- **Breve quesito 1**: Nel testo sulla strage di Capaci, perché secondo la frase di Giovanni Falcone bisogna compiere fino in fondo il proprio dovere? Rispondi in una o due frasi.
- **Breve quesito 2**: Prosegui il testo sulla strage di Capaci a partire dalla sua ultima frase.

Occorre compiere fino in fondo il proprio dovere, qualunque sia il sacrificio da sopportare, costi quel che costi, perché è in ciò che sta l’essenza della dignità umana”
(Giovanni Falcone)
La frase riportata sembra presagire ciò che sarebbe accaduto il 23 maggio 1992, la strage di Capaci. Giovanni Falcone e la moglie Francesca Morvillo, di ritorno da Roma, transitavano sull’autostrada A29 Palermo – Trapani, vicino a uno svincolo che conduceva a Capaci. Una carica di 400 kg tritolo, posizionata sotto il manto stradale, venne fatta esplodere alle ore 17:58, colpendo le tre auto blindate che accompagnavano i due magistrati. Nella prima gli agenti Antonio Montinaro, Rocco Dicillo e Vito Schifani, nella seconda Giovanni Falcone, la moglie Francesca Morvillo e il poliziotto Giuseppe Costanza. Penetrando tra cumuli di detriti, lamiere e sangue, i soccorritori estrassero i corpi dei magistrati e degli uomini della scorta per fare, laddove possibile, un estremo tentativo di salvarli. Giuseppe Costanza riuscì a sopravvivere. Per Antonio Montinaro, Rocco Dicillo e Vito Schifani, non ci fu nulla da fare. Giovanni Falcone morì alle ore 19:05, a 53 anni. Francesca Morvillo venne trasportata all’ospedale Cervello e poi trasferita d’urgenza al reparto di neurochirurgia del Civico. Morì alle ore 23:00, all’età di 46 anni. Conosciutosi nel 1979, si sposarono nel 1986, lei rimanendo costantemente a fianco del marito pur essendo consapevole del grave pericolo; Francesca Morvillo è l’unica donna magistrato in Italia vittima di un attentato mafioso.

- **Dati forniti**:
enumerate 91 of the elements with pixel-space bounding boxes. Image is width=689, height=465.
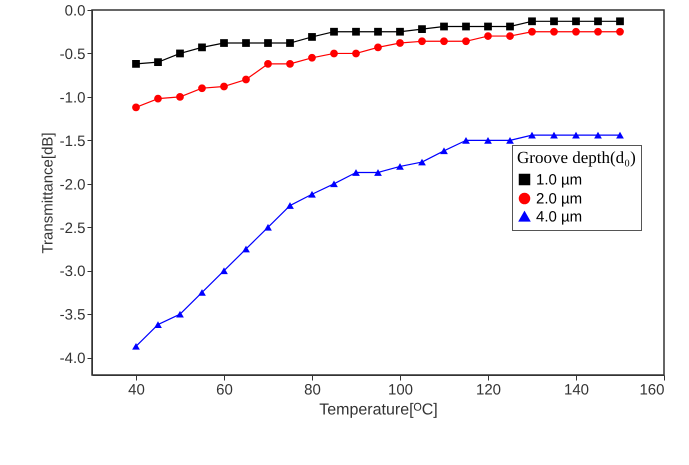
point bbox=[506, 137, 514, 144]
x-tick-label: 80 bbox=[304, 382, 321, 398]
point bbox=[462, 37, 470, 46]
x-tick-label: 160 bbox=[639, 382, 664, 398]
point bbox=[528, 28, 536, 36]
point bbox=[242, 76, 250, 84]
point bbox=[132, 60, 140, 68]
point bbox=[506, 22, 514, 30]
point bbox=[462, 22, 470, 30]
point bbox=[286, 60, 294, 68]
point bbox=[484, 22, 492, 30]
point bbox=[550, 28, 558, 36]
y-tick-label: -3.5 bbox=[60, 306, 86, 324]
point bbox=[198, 84, 206, 92]
legend-label: 1.0 µm bbox=[536, 172, 582, 188]
point bbox=[396, 163, 404, 170]
point bbox=[594, 132, 602, 138]
point bbox=[616, 132, 624, 138]
point bbox=[616, 28, 624, 36]
point bbox=[528, 17, 536, 26]
point bbox=[330, 180, 338, 188]
y-tick-label: 0.0 bbox=[64, 2, 86, 20]
point bbox=[484, 32, 492, 40]
y-tick-label: -1.5 bbox=[60, 132, 86, 150]
point bbox=[352, 169, 360, 176]
point bbox=[220, 39, 228, 47]
y-axis-title: Transmittance[dB] bbox=[40, 132, 57, 254]
x-tick-label: 40 bbox=[128, 382, 145, 398]
legend-label: 2.0 µm bbox=[536, 190, 582, 208]
point bbox=[462, 137, 470, 144]
point bbox=[374, 169, 382, 176]
point bbox=[352, 50, 360, 58]
point bbox=[286, 202, 294, 209]
point bbox=[418, 158, 426, 166]
point bbox=[352, 28, 360, 36]
x-tick-label: 120 bbox=[476, 382, 502, 398]
point bbox=[440, 147, 448, 154]
point bbox=[572, 132, 580, 138]
point bbox=[154, 58, 162, 66]
point bbox=[616, 17, 624, 26]
y-tick-label: -1.0 bbox=[60, 89, 86, 106]
point bbox=[594, 17, 602, 26]
y-tick-label: -0.5 bbox=[60, 46, 86, 63]
point bbox=[154, 94, 162, 103]
point bbox=[572, 28, 580, 36]
point bbox=[440, 37, 448, 46]
point bbox=[176, 310, 184, 318]
point bbox=[330, 28, 338, 36]
x-tick-label: 100 bbox=[388, 382, 414, 398]
point bbox=[132, 342, 140, 350]
point bbox=[396, 28, 404, 36]
point bbox=[154, 321, 162, 328]
point bbox=[418, 37, 426, 46]
point bbox=[176, 93, 184, 101]
x-tick-label: 60 bbox=[216, 382, 233, 398]
point bbox=[286, 39, 294, 47]
point bbox=[550, 132, 558, 138]
point bbox=[198, 43, 206, 52]
point bbox=[440, 22, 448, 30]
y-tick-label: -2.5 bbox=[60, 220, 86, 237]
point bbox=[264, 224, 272, 231]
point bbox=[374, 44, 382, 52]
x-axis-title: Temperature[ᴼC] bbox=[319, 402, 438, 418]
point bbox=[330, 50, 338, 58]
x-tick-label: 140 bbox=[564, 382, 590, 398]
legend-title: Groove depth(d₀) bbox=[517, 148, 636, 167]
point bbox=[198, 289, 206, 296]
point bbox=[528, 132, 536, 138]
legend-label: 4.0 µm bbox=[536, 208, 582, 226]
y-tick-label: -2.0 bbox=[60, 176, 86, 194]
point bbox=[308, 33, 316, 41]
point bbox=[264, 60, 272, 68]
point bbox=[308, 54, 316, 62]
point bbox=[374, 28, 382, 36]
point bbox=[242, 39, 250, 47]
point bbox=[176, 50, 184, 58]
point bbox=[418, 25, 426, 33]
point bbox=[594, 28, 602, 36]
y-tick-label: -3.0 bbox=[60, 263, 86, 280]
point bbox=[220, 82, 228, 90]
point bbox=[396, 39, 404, 47]
point bbox=[132, 103, 140, 112]
point bbox=[308, 190, 316, 198]
y-tick-label: -4.0 bbox=[60, 350, 86, 368]
point bbox=[220, 267, 228, 274]
point bbox=[506, 32, 514, 40]
point bbox=[484, 137, 492, 144]
point bbox=[242, 246, 250, 252]
point bbox=[264, 39, 272, 47]
point bbox=[572, 17, 580, 26]
point bbox=[550, 17, 558, 26]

- **Risposta attesa 1**: Perché è proprio nel compiere fino in fondo il proprio dovere, qualunque sia il sacrificio da sopportare, che sta l'essenza della dignità umana.

- **Risposta attesa 2**:
Oggi, 23 maggio 2022,la popolazione italiana si accinge ad abbracciare la famiglia di Giovanni Falcone per il suo trentesimo anniversario di morte, avvenuta durante il terribile attentato mafioso a Capaci. Oggigiorno tutti celebrano il giudice eroe, colui che ha dedicato la sua vita alla lotta alla mafia; al contrario Giovanni Falcone non si è mai sentito un eroe, ma solo un uomo dello Stato chiamato a fare il proprio dovere.
La Mafia è il termine con cui si designa il complesso di piccole associazioni criminose (dette cosche), segrete, a carattere iniziatico, rette dalla legge dell’omertà e regolate da complessi riti che richiamano quelli delle compagnie d’arme dei signori feudali, delle ronde delle corporazioni artigiane, sviluppatesi in Sicilia durante il XIX secolo. Nel corso della storia ci sono stati uomini che passo dopo passo hanno lasciato il proprio marchio con coraggio, dedizione ed impegno contro un’istituzione fondata sulla brutalità e sull’incuria; contro il mito negativo dell’invincibilità di Cosa nostra Giovanni diceva: “la mafia è un fenomeno umano e come tutti i fenomeni umani ha un principio, una sua evoluzione e avrà una fine” e la morte di Giovanni Falcone segna l’inizio della fine di Cosa Nostra.
Dopo trent’anni non bisogna abbassare la guardia nel combattere la Mafia: fondamentale è l’attività della magistratura e delle forze dell’ordine, la vigilanza della società e l’impegno delle istituzioni.
È necessario educare i giovani affinché vengano promossi valori come la solidarietà, la giustizia, l’onestà, principi di cui i mafiosi ne negano l’esistenza. Il ricordo di icone come Falcone e Borsellino dovrebbe essere custodito gelosamente nella memoria di tutte le epoche, indistintamente dagli eventi che caratterizzeranno le generazioni future.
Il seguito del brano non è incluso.